● Problem description
Repeat the records. Match each character exactly.

Document transcription data:
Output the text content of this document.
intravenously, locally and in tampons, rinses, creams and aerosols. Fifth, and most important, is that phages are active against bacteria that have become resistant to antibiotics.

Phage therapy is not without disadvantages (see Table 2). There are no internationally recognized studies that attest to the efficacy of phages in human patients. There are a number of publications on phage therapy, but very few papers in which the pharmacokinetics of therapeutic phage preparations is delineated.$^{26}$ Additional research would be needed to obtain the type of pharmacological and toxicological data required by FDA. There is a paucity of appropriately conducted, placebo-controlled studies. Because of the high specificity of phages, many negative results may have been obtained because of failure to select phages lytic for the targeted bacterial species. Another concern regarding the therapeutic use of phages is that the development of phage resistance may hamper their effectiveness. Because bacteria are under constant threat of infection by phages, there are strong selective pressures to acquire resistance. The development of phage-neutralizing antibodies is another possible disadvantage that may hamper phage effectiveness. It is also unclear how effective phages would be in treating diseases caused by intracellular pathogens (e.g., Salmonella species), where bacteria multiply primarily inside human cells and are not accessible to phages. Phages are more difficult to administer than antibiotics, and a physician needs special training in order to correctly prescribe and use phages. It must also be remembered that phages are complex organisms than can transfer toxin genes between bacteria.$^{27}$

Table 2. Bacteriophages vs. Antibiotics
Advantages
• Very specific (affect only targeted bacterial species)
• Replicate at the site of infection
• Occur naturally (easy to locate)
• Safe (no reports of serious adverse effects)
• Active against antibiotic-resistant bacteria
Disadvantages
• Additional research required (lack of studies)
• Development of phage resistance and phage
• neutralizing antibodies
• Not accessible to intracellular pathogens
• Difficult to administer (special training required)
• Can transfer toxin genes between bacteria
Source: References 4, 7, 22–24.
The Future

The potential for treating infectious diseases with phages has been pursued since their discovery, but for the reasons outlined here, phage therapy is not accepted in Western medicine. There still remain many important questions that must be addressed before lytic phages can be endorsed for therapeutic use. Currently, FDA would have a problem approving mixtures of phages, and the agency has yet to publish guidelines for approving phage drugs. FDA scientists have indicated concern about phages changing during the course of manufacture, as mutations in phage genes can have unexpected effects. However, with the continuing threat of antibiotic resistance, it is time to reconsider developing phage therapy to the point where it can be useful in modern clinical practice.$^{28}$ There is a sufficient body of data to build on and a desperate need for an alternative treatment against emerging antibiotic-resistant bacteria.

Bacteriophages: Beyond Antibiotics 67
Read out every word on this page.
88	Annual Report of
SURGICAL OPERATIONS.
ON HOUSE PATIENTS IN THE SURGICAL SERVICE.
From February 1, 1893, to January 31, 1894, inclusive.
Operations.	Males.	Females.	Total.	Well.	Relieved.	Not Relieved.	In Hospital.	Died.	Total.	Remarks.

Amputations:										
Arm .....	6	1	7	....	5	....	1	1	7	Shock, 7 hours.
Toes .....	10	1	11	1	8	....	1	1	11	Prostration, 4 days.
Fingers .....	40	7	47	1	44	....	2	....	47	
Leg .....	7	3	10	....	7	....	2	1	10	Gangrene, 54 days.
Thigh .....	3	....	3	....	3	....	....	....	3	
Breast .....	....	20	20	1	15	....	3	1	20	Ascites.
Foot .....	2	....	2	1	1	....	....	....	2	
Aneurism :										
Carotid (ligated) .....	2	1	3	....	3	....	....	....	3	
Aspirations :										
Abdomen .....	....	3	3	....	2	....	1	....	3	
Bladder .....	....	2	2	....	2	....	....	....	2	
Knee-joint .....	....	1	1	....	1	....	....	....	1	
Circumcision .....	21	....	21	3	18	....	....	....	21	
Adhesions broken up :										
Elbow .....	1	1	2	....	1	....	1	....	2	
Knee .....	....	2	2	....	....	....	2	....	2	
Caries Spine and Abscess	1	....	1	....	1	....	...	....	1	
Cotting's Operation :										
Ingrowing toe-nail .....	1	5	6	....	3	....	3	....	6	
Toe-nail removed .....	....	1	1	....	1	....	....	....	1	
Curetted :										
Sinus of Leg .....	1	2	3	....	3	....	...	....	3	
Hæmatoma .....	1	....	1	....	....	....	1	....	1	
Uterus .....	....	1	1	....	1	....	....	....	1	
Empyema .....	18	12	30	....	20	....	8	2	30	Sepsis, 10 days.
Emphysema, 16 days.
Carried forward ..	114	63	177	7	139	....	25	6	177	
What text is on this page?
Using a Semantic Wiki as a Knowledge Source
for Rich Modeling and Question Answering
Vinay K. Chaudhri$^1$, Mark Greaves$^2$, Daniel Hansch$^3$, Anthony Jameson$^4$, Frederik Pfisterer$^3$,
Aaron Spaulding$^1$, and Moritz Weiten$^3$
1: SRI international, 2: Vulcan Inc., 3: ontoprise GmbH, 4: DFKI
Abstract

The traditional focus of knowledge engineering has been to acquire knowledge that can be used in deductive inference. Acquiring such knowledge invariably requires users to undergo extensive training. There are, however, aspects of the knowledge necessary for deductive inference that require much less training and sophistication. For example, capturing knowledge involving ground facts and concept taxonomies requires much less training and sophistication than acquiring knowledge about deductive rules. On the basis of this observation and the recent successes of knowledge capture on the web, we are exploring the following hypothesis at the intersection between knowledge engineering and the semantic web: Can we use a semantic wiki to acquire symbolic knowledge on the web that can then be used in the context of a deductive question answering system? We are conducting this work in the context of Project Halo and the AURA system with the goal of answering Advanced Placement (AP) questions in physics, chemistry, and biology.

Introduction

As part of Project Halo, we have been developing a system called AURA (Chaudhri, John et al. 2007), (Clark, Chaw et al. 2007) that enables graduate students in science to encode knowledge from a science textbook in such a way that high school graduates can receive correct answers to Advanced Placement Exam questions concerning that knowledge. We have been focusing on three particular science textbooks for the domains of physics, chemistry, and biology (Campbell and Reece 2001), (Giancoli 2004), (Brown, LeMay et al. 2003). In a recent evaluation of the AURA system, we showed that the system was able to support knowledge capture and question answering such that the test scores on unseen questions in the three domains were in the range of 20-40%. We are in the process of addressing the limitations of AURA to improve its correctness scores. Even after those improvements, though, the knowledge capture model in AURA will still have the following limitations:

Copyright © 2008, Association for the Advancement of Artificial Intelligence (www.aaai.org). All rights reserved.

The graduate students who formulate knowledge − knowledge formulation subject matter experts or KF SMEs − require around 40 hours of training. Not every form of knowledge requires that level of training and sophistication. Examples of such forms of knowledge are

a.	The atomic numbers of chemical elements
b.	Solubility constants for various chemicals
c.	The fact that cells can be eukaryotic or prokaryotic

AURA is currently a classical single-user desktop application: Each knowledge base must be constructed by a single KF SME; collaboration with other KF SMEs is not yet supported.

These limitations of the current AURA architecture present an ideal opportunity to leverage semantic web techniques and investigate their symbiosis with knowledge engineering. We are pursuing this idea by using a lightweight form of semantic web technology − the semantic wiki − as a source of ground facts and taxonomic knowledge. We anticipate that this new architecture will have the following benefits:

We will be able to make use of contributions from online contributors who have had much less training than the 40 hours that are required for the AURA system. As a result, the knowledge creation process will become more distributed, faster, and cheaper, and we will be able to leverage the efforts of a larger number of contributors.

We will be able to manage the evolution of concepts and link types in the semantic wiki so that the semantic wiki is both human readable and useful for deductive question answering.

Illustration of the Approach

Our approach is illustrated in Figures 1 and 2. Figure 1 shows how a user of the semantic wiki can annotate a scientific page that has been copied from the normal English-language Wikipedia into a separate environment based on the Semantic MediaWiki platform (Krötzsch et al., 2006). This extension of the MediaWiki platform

● Exercise answer
Output the text content of this document.
intravenously, locally and in tampons, rinses, creams and aerosols. Fifth, and most important, is that phages are active against bacteria that have become resistant to antibiotics.

Phage therapy is not without disadvantages (see Table 2). There are no internationally recognized studies that attest to the efficacy of phages in human patients. There are a number of publications on phage therapy, but very few papers in which the pharmacokinetics of therapeutic phage preparations is delineated.$^{26}$ Additional research would be needed to obtain the type of pharmacological and toxicological data required by FDA. There is a paucity of appropriately conducted, placebo-controlled studies. Because of the high specificity of phages, many negative results may have been obtained because of failure to select phages lytic for the targeted bacterial species. Another concern regarding the therapeutic use of phages is that the development of phage resistance may hamper their effectiveness. Because bacteria are under constant threat of infection by phages, there are strong selective pressures to acquire resistance. The development of phage-neutralizing antibodies is another possible disadvantage that may hamper phage effectiveness. It is also unclear how effective phages would be in treating diseases caused by intracellular pathogens (e.g., Salmonella species), where bacteria multiply primarily inside human cells and are not accessible to phages. Phages are more difficult to administer than antibiotics, and a physician needs special training in order to correctly prescribe and use phages. It must also be remembered that phages are complex organisms than can transfer toxin genes between bacteria.$^{27}$

Table 2. Bacteriophages vs. Antibiotics
Advantages
• Very specific (affect only targeted bacterial species)
• Replicate at the site of infection
• Occur naturally (easy to locate)
• Safe (no reports of serious adverse effects)
• Active against antibiotic-resistant bacteria
Disadvantages
• Additional research required (lack of studies)
• Development of phage resistance and phage
• neutralizing antibodies
• Not accessible to intracellular pathogens
• Difficult to administer (special training required)
• Can transfer toxin genes between bacteria
Source: References 4, 7, 22–24.
The Future

The potential for treating infectious diseases with phages has been pursued since their discovery, but for the reasons outlined here, phage therapy is not accepted in Western medicine. There still remain many important questions that must be addressed before lytic phages can be endorsed for therapeutic use. Currently, FDA would have a problem approving mixtures of phages, and the agency has yet to publish guidelines for approving phage drugs. FDA scientists have indicated concern about phages changing during the course of manufacture, as mutations in phage genes can have unexpected effects. However, with the continuing threat of antibiotic resistance, it is time to reconsider developing phage therapy to the point where it can be useful in modern clinical practice.$^{28}$ There is a sufficient body of data to build on and a desperate need for an alternative treatment against emerging antibiotic-resistant bacteria.

Bacteriophages: Beyond Antibiotics 67
Read out every word on this page.
88	Annual Report of
SURGICAL OPERATIONS.
ON HOUSE PATIENTS IN THE SURGICAL SERVICE.
From February 1, 1893, to January 31, 1894, inclusive.
Operations.	Males.	Females.	Total.	Well.	Relieved.	Not Relieved.	In Hospital.	Died.	Total.	Remarks.

Amputations:										
Arm .....	6	1	7	....	5	....	1	1	7	Shock, 7 hours.
Toes .....	10	1	11	1	8	....	1	1	11	Prostration, 4 days.
Fingers .....	40	7	47	1	44	....	2	....	47	
Leg .....	7	3	10	....	7	....	2	1	10	Gangrene, 54 days.
Thigh .....	3	....	3	....	3	....	....	....	3	
Breast .....	....	20	20	1	15	....	3	1	20	Ascites.
Foot .....	2	....	2	1	1	....	....	....	2	
Aneurism :										
Carotid (ligated) .....	2	1	3	....	3	....	....	....	3	
Aspirations :										
Abdomen .....	....	3	3	....	2	....	1	....	3	
Bladder .....	....	2	2	....	2	....	....	....	2	
Knee-joint .....	....	1	1	....	1	....	....	....	1	
Circumcision .....	21	....	21	3	18	....	....	....	21	
Adhesions broken up :										
Elbow .....	1	1	2	....	1	....	1	....	2	
Knee .....	....	2	2	....	....	....	2	....	2	
Caries Spine and Abscess	1	....	1	....	1	....	...	....	1	
Cotting's Operation :										
Ingrowing toe-nail .....	1	5	6	....	3	....	3	....	6	
Toe-nail removed .....	....	1	1	....	1	....	....	....	1	
Curetted :										
Sinus of Leg .....	1	2	3	....	3	....	...	....	3	
Hæmatoma .....	1	....	1	....	....	....	1	....	1	
Uterus .....	....	1	1	....	1	....	....	....	1	
Empyema .....	18	12	30	....	20	....	8	2	30	Sepsis, 10 days.
Emphysema, 16 days.
Carried forward ..	114	63	177	7	139	....	25	6	177	
What text is on this page?
Using a Semantic Wiki as a Knowledge Source
for Rich Modeling and Question Answering
Vinay K. Chaudhri$^1$, Mark Greaves$^2$, Daniel Hansch$^3$, Anthony Jameson$^4$, Frederik Pfisterer$^3$,
Aaron Spaulding$^1$, and Moritz Weiten$^3$
1: SRI international, 2: Vulcan Inc., 3: ontoprise GmbH, 4: DFKI
Abstract

The traditional focus of knowledge engineering has been to acquire knowledge that can be used in deductive inference. Acquiring such knowledge invariably requires users to undergo extensive training. There are, however, aspects of the knowledge necessary for deductive inference that require much less training and sophistication. For example, capturing knowledge involving ground facts and concept taxonomies requires much less training and sophistication than acquiring knowledge about deductive rules. On the basis of this observation and the recent successes of knowledge capture on the web, we are exploring the following hypothesis at the intersection between knowledge engineering and the semantic web: Can we use a semantic wiki to acquire symbolic knowledge on the web that can then be used in the context of a deductive question answering system? We are conducting this work in the context of Project Halo and the AURA system with the goal of answering Advanced Placement (AP) questions in physics, chemistry, and biology.

Introduction

As part of Project Halo, we have been developing a system called AURA (Chaudhri, John et al. 2007), (Clark, Chaw et al. 2007) that enables graduate students in science to encode knowledge from a science textbook in such a way that high school graduates can receive correct answers to Advanced Placement Exam questions concerning that knowledge. We have been focusing on three particular science textbooks for the domains of physics, chemistry, and biology (Campbell and Reece 2001), (Giancoli 2004), (Brown, LeMay et al. 2003). In a recent evaluation of the AURA system, we showed that the system was able to support knowledge capture and question answering such that the test scores on unseen questions in the three domains were in the range of 20-40%. We are in the process of addressing the limitations of AURA to improve its correctness scores. Even after those improvements, though, the knowledge capture model in AURA will still have the following limitations:

Copyright © 2008, Association for the Advancement of Artificial Intelligence (www.aaai.org). All rights reserved.

The graduate students who formulate knowledge − knowledge formulation subject matter experts or KF SMEs − require around 40 hours of training. Not every form of knowledge requires that level of training and sophistication. Examples of such forms of knowledge are

a.	The atomic numbers of chemical elements
b.	Solubility constants for various chemicals
c.	The fact that cells can be eukaryotic or prokaryotic

AURA is currently a classical single-user desktop application: Each knowledge base must be constructed by a single KF SME; collaboration with other KF SMEs is not yet supported.

These limitations of the current AURA architecture present an ideal opportunity to leverage semantic web techniques and investigate their symbiosis with knowledge engineering. We are pursuing this idea by using a lightweight form of semantic web technology − the semantic wiki − as a source of ground facts and taxonomic knowledge. We anticipate that this new architecture will have the following benefits:

We will be able to make use of contributions from online contributors who have had much less training than the 40 hours that are required for the AURA system. As a result, the knowledge creation process will become more distributed, faster, and cheaper, and we will be able to leverage the efforts of a larger number of contributors.

We will be able to manage the evolution of concepts and link types in the semantic wiki so that the semantic wiki is both human readable and useful for deductive question answering.

Illustration of the Approach

Our approach is illustrated in Figures 1 and 2. Figure 1 shows how a user of the semantic wiki can annotate a scientific page that has been copied from the normal English-language Wikipedia into a separate environment based on the Semantic MediaWiki platform (Krötzsch et al., 2006). This extension of the MediaWiki platform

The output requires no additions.